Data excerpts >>

§

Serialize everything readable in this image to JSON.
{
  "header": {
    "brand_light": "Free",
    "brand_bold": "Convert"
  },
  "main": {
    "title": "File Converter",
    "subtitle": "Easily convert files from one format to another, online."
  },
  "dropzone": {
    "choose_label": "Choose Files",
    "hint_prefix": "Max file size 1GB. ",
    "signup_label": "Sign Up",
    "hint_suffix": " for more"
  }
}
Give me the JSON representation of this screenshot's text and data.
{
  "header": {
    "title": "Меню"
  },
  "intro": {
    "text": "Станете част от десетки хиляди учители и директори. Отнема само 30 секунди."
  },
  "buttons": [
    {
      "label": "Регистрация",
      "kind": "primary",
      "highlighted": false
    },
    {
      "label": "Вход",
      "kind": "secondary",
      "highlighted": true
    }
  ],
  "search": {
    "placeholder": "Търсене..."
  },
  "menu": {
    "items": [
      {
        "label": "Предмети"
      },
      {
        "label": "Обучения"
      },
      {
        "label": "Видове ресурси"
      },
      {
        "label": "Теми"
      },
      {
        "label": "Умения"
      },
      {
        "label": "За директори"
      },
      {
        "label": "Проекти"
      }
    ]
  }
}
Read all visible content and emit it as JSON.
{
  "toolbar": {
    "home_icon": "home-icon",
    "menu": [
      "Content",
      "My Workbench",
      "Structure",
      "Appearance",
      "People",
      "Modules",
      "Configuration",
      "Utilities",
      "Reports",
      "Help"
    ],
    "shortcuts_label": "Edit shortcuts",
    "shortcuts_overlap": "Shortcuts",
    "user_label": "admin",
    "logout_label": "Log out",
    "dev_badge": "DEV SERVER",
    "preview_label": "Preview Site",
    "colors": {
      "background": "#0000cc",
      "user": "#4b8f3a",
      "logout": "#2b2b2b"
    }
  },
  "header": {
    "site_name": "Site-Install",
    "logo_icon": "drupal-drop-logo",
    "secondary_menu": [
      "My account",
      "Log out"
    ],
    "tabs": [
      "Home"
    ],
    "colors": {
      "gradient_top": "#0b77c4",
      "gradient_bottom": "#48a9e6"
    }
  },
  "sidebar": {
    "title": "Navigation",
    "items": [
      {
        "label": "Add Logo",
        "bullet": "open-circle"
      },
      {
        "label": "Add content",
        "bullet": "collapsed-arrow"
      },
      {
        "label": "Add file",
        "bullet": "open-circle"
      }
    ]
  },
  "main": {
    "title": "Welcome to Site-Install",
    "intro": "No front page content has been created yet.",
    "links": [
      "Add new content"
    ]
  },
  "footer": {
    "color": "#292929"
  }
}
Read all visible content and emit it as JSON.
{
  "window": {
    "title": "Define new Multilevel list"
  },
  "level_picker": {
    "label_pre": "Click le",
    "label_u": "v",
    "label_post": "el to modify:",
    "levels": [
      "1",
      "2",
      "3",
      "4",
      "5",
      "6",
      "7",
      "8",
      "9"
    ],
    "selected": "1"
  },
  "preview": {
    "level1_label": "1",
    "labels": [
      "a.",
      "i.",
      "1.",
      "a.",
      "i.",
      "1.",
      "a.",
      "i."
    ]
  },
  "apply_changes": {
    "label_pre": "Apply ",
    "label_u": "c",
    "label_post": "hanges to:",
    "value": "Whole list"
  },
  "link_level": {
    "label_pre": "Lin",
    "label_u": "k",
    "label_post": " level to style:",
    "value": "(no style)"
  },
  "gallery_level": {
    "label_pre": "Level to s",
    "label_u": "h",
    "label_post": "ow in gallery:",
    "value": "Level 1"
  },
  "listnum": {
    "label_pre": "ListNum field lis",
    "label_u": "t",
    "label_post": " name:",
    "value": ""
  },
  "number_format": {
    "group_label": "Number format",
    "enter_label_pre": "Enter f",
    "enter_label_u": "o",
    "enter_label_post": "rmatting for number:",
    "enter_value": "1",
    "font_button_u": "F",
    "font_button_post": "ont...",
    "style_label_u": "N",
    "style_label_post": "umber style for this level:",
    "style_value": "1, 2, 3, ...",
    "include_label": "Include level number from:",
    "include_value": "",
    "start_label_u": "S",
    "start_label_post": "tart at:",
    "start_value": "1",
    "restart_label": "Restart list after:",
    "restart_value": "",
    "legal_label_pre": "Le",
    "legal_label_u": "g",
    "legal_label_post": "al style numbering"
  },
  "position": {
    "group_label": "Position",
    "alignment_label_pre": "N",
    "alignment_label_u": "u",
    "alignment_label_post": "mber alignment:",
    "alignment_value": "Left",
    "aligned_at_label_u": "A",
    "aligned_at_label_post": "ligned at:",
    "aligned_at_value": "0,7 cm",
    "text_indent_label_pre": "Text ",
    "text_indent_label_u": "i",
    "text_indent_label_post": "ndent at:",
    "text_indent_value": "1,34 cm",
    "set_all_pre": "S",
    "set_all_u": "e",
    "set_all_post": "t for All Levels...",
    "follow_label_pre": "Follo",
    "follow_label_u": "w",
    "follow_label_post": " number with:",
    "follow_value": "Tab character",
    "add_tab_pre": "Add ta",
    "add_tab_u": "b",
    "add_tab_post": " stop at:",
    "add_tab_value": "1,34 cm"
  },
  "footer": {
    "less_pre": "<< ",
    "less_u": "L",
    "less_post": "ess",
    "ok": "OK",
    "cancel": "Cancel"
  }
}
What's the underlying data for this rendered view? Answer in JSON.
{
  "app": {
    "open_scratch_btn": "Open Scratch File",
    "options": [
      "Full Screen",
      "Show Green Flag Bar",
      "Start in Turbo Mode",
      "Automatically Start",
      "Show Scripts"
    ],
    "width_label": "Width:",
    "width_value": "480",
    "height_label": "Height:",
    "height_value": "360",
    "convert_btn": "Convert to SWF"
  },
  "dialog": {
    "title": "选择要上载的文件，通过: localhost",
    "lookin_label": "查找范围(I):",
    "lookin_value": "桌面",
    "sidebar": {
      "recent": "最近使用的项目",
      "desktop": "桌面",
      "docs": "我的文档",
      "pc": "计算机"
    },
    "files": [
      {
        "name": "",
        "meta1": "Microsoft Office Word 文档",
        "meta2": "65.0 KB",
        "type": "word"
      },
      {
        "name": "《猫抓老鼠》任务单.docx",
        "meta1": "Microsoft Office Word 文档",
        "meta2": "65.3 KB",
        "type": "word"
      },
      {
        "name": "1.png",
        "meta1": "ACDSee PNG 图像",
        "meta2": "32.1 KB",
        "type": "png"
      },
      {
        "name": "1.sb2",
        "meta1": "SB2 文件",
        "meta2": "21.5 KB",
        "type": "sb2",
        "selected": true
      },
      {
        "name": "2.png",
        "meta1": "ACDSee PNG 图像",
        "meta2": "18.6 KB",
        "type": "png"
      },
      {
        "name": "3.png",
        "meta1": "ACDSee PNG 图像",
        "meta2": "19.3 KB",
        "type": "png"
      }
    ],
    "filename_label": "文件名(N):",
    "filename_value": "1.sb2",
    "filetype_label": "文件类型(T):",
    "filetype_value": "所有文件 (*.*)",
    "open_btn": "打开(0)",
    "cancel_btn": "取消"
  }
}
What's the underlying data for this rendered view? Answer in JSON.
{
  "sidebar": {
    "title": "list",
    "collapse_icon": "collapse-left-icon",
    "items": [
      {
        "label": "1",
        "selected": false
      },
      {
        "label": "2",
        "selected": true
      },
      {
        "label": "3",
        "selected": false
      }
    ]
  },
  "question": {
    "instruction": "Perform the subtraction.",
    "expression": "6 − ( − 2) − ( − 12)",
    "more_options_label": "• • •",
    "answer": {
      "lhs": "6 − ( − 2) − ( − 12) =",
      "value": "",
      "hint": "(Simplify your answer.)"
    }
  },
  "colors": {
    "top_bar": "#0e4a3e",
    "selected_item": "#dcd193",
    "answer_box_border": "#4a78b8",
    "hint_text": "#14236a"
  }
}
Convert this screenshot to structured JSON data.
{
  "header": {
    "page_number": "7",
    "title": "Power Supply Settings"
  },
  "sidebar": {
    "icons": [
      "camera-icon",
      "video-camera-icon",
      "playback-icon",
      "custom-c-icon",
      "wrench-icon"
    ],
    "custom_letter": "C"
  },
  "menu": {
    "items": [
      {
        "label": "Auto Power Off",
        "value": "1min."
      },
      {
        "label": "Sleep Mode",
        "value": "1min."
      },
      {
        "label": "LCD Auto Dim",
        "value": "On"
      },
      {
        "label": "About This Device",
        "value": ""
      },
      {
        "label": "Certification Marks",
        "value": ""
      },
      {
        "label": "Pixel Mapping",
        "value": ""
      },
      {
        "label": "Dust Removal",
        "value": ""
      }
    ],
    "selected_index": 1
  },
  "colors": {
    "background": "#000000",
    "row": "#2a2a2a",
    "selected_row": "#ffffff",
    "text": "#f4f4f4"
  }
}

§

EXERCISE AIM >>
From the listing above, copy every line that holds the string "Install".

OUTPUT >>
    "site_name": "Site-Install",
    "title": "Welcome to Site-Install",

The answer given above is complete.